-------- RECORDS SUPPLIED

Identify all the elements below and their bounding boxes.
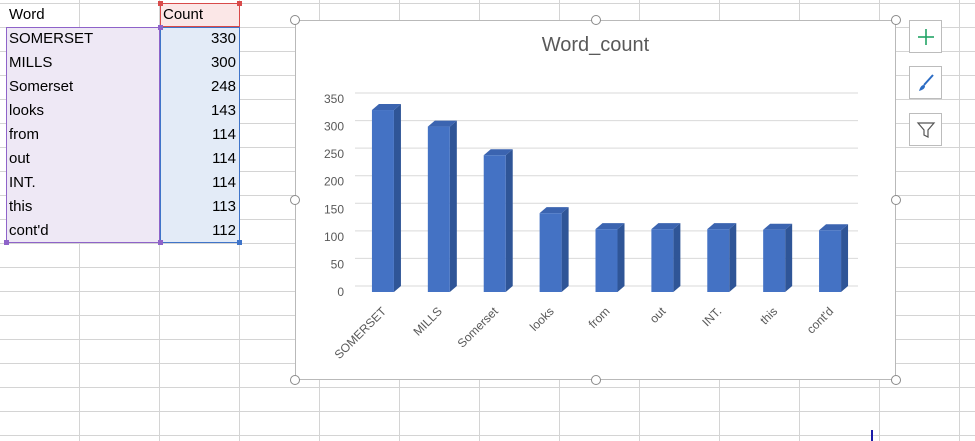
count-cell[interactable]: 114 (212, 174, 236, 191)
y-tick-label: 0 (337, 285, 344, 299)
chart-filters-button[interactable] (909, 113, 942, 146)
chart-elements-button[interactable] (909, 20, 942, 53)
chart-styles-button[interactable] (909, 66, 942, 99)
range-handle[interactable] (158, 25, 163, 30)
text-cursor (871, 430, 873, 441)
count-cell[interactable]: 113 (212, 198, 236, 215)
resize-handle[interactable] (891, 195, 901, 205)
bar[interactable] (763, 223, 793, 292)
word-cell[interactable]: looks (9, 102, 45, 119)
fill-handle[interactable] (237, 240, 242, 245)
x-tick-label: this (757, 304, 780, 327)
resize-handle[interactable] (290, 195, 300, 205)
x-tick-label: INT. (699, 304, 724, 329)
plus-icon (917, 28, 934, 45)
bar[interactable] (371, 104, 401, 293)
filter-icon (916, 121, 935, 138)
count-cell[interactable]: 114 (212, 126, 236, 143)
word-cell[interactable]: cont'd (9, 222, 49, 239)
range-handle[interactable] (158, 240, 163, 245)
word-cell[interactable]: INT. (9, 174, 36, 191)
range-handle[interactable] (237, 1, 242, 6)
count-cell[interactable]: 248 (210, 78, 236, 95)
count-cell[interactable]: 114 (212, 150, 236, 167)
x-tick-label: cont'd (804, 304, 836, 336)
x-tick-label: Somerset (455, 304, 502, 351)
y-tick-label: 250 (324, 147, 344, 161)
resize-handle[interactable] (591, 375, 601, 385)
bar[interactable] (707, 223, 737, 292)
range-handle[interactable] (4, 240, 9, 245)
count-cell[interactable]: 143 (210, 102, 236, 119)
y-tick-label: 300 (324, 120, 344, 134)
resize-handle[interactable] (891, 15, 901, 25)
resize-handle[interactable] (591, 15, 601, 25)
bar[interactable] (819, 224, 849, 292)
word-cell[interactable]: MILLS (9, 54, 53, 71)
word-range-highlight (6, 27, 160, 243)
bar[interactable] (483, 149, 513, 292)
word-cell[interactable]: Somerset (9, 78, 74, 95)
count-header-range-highlight (160, 3, 240, 27)
bar[interactable] (595, 223, 625, 292)
y-tick-label: 50 (331, 257, 345, 271)
word-cell[interactable]: SOMERSET (9, 30, 94, 47)
range-handle[interactable] (158, 1, 163, 6)
bar[interactable] (539, 207, 569, 292)
x-tick-label: MILLS (411, 304, 445, 338)
y-tick-label: 350 (324, 92, 344, 106)
y-tick-label: 100 (324, 230, 344, 244)
count-cell[interactable]: 330 (210, 30, 236, 47)
y-tick-label: 200 (324, 175, 344, 189)
brush-icon (918, 73, 934, 91)
bar[interactable] (651, 223, 681, 292)
chart-title[interactable]: Word_count (541, 34, 650, 56)
header-cell-word[interactable]: Word (9, 6, 45, 23)
count-range-highlight (160, 27, 240, 243)
x-tick-label: from (586, 304, 613, 331)
word-cell[interactable]: this (9, 198, 33, 215)
resize-handle[interactable] (891, 375, 901, 385)
count-cell[interactable]: 112 (212, 222, 236, 239)
header-cell-count[interactable]: Count (163, 6, 204, 23)
x-tick-label: SOMERSET (332, 304, 390, 362)
word-cell[interactable]: from (9, 126, 39, 143)
resize-handle[interactable] (290, 375, 300, 385)
x-tick-label: out (647, 304, 669, 326)
y-tick-label: 150 (324, 202, 344, 216)
resize-handle[interactable] (290, 15, 300, 25)
x-tick-label: looks (527, 304, 557, 334)
word-cell[interactable]: out (9, 150, 30, 167)
count-cell[interactable]: 300 (210, 54, 236, 71)
bar[interactable] (427, 120, 457, 292)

----------------

» AIM: Reproduce the records above exactly, beginning with the line that contains "count-cell[interactable]: 114 (212, 174, 236, 191)" and continuing through the line that contains "x-tick-label: this (757, 304, 780, 327)".

» SOLUTION TO THIS TASK:
count-cell[interactable]: 114 (212, 174, 236, 191)
y-tick-label: 0 (337, 285, 344, 299)
chart-filters-button[interactable] (909, 113, 942, 146)
chart-elements-button[interactable] (909, 20, 942, 53)
chart-styles-button[interactable] (909, 66, 942, 99)
range-handle[interactable] (158, 25, 163, 30)
text-cursor (871, 430, 873, 441)
count-cell[interactable]: 113 (212, 198, 236, 215)
resize-handle[interactable] (891, 195, 901, 205)
bar[interactable] (763, 223, 793, 292)
word-cell[interactable]: looks (9, 102, 45, 119)
fill-handle[interactable] (237, 240, 242, 245)
x-tick-label: this (757, 304, 780, 327)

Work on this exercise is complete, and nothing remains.